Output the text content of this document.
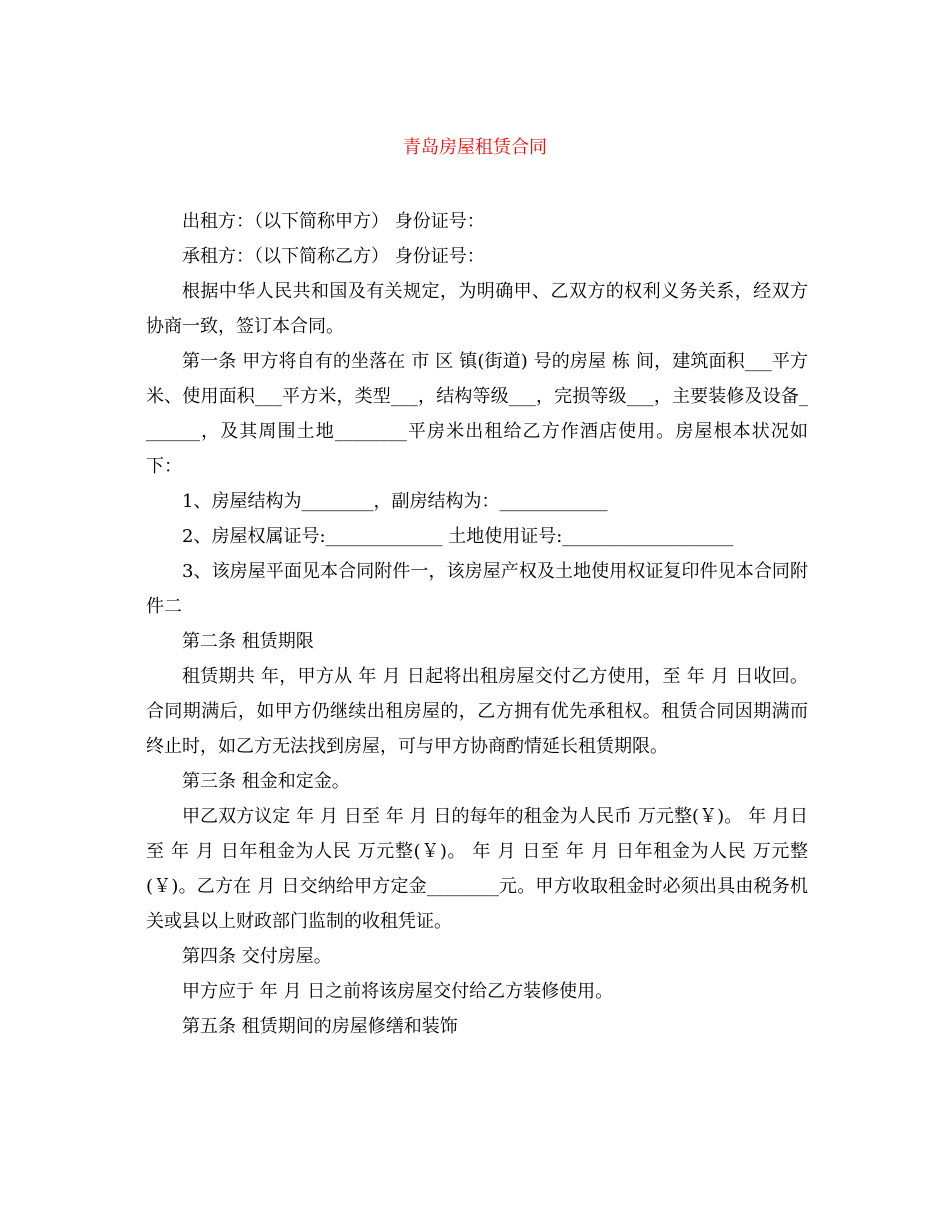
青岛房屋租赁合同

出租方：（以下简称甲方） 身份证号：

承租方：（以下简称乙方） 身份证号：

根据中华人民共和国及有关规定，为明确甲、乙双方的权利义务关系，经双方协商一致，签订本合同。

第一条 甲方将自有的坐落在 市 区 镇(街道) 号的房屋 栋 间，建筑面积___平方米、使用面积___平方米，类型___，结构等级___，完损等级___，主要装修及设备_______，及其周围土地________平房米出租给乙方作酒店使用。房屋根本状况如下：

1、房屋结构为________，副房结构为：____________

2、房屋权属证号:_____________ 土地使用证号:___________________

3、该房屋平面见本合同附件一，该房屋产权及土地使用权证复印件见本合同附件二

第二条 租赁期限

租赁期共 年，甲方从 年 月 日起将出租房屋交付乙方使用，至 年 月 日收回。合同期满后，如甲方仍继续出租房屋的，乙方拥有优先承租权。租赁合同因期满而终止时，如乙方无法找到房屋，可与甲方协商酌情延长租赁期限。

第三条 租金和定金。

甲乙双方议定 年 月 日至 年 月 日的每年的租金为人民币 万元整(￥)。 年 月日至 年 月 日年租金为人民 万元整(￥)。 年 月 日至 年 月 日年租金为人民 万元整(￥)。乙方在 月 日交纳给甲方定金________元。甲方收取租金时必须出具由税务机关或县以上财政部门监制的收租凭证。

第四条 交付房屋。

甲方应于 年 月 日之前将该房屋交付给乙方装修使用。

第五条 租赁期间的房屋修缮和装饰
* * *
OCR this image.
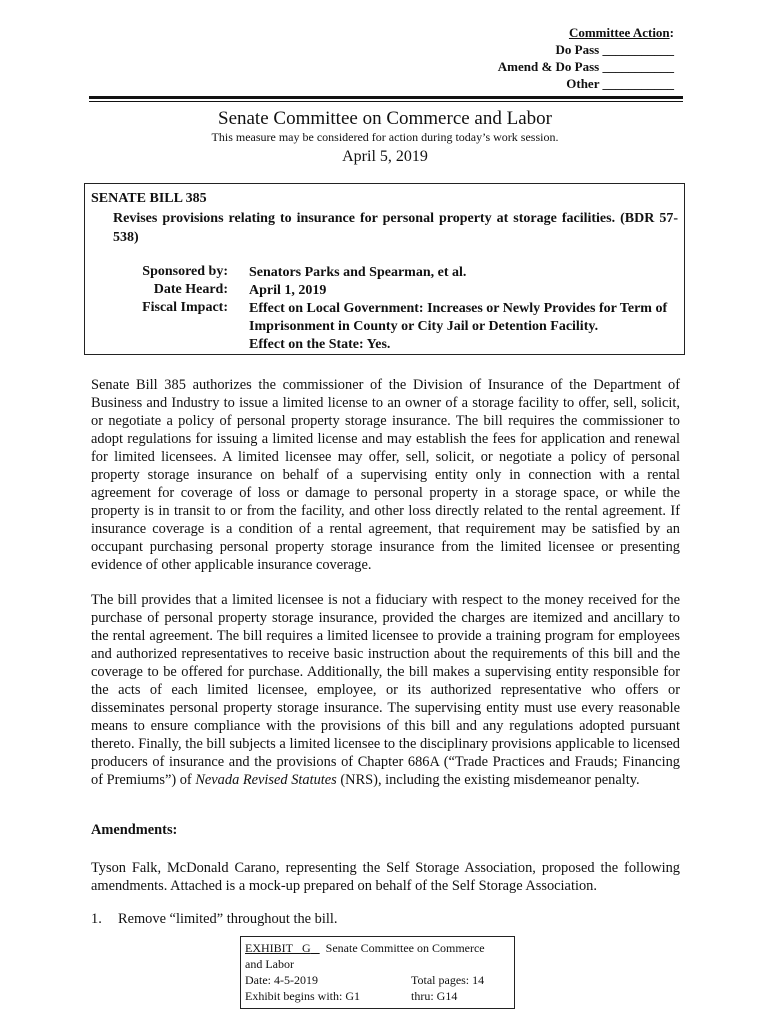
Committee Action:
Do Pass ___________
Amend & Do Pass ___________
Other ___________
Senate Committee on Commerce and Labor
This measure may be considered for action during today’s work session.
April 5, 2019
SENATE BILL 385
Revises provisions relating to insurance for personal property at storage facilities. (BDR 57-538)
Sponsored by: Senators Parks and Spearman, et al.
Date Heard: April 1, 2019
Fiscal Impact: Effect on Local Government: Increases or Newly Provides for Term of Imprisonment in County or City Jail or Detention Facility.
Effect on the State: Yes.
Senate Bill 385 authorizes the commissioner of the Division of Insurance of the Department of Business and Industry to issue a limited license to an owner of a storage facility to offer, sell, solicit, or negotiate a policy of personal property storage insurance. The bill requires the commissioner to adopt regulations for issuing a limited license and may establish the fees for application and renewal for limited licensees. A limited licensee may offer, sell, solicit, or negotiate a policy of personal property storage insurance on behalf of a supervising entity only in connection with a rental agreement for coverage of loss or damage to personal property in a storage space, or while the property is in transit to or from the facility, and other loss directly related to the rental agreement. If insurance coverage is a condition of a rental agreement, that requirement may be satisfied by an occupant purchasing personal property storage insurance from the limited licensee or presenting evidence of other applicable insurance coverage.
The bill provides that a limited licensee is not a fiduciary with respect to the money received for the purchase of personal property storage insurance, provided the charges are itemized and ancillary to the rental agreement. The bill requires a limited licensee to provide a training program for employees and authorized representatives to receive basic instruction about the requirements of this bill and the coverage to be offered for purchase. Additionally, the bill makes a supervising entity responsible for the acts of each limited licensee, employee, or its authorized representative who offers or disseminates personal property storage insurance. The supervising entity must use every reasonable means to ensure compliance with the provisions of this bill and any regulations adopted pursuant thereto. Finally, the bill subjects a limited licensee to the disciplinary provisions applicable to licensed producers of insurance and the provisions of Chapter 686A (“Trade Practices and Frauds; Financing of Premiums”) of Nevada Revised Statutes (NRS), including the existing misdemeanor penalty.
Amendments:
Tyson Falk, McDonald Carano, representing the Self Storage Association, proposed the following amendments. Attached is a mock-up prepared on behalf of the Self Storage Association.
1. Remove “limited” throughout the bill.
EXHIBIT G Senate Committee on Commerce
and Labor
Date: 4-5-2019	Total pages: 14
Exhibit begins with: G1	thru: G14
* * *
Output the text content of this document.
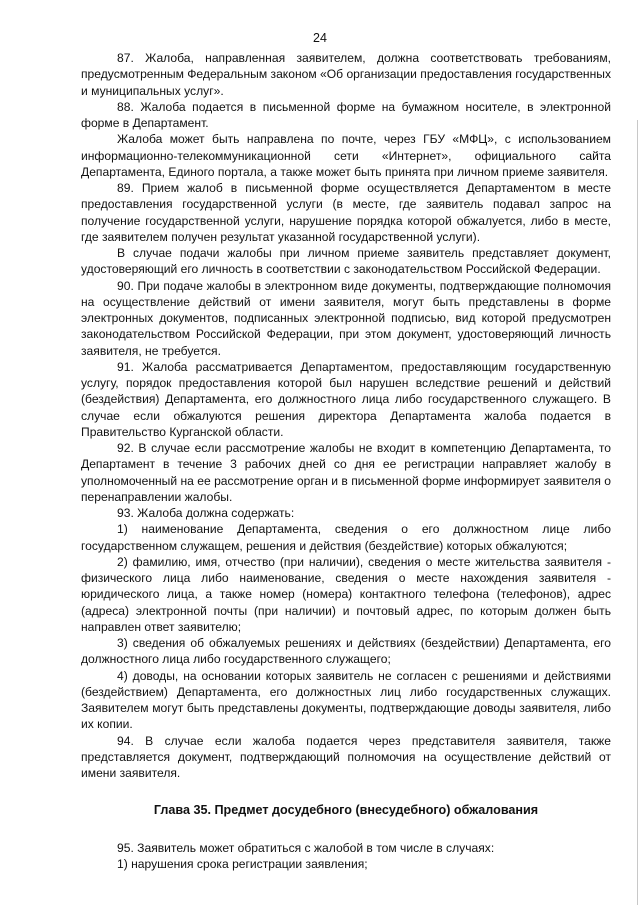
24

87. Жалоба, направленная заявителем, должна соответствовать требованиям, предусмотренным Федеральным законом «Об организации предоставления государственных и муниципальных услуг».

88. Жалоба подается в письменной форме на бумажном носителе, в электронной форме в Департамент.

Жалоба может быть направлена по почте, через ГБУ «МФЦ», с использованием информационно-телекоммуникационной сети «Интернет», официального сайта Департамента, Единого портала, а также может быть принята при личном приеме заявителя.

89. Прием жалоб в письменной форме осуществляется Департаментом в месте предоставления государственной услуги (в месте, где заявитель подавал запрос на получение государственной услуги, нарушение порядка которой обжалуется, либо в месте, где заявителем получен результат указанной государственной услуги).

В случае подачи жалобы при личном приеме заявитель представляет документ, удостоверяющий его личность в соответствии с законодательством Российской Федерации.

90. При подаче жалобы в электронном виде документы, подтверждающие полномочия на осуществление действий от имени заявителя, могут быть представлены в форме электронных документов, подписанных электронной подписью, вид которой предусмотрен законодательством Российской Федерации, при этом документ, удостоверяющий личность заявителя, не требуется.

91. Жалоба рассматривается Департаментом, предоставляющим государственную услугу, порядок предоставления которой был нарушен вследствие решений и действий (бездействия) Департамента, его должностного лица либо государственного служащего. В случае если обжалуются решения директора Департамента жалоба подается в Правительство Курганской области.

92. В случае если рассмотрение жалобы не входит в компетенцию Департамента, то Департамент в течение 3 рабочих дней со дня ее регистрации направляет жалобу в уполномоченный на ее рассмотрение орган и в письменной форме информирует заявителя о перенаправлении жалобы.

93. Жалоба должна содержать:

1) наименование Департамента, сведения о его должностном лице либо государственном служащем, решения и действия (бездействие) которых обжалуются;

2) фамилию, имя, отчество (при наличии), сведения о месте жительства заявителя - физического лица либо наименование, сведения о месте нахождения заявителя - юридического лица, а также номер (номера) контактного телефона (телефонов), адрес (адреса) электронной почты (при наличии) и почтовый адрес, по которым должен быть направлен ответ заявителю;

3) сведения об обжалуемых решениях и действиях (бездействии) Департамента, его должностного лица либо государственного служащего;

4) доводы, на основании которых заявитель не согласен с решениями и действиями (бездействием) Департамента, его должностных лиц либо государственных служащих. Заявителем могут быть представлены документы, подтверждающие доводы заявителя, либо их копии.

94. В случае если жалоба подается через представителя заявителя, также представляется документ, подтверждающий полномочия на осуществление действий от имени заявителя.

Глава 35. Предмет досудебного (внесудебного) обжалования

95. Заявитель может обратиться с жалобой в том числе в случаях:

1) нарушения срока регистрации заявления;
* * *
SET PROBLEM
State the count of lines in the data holding the word "предоставления", adding nothing to it.

SOLUTION TO THIS PROBLEM
3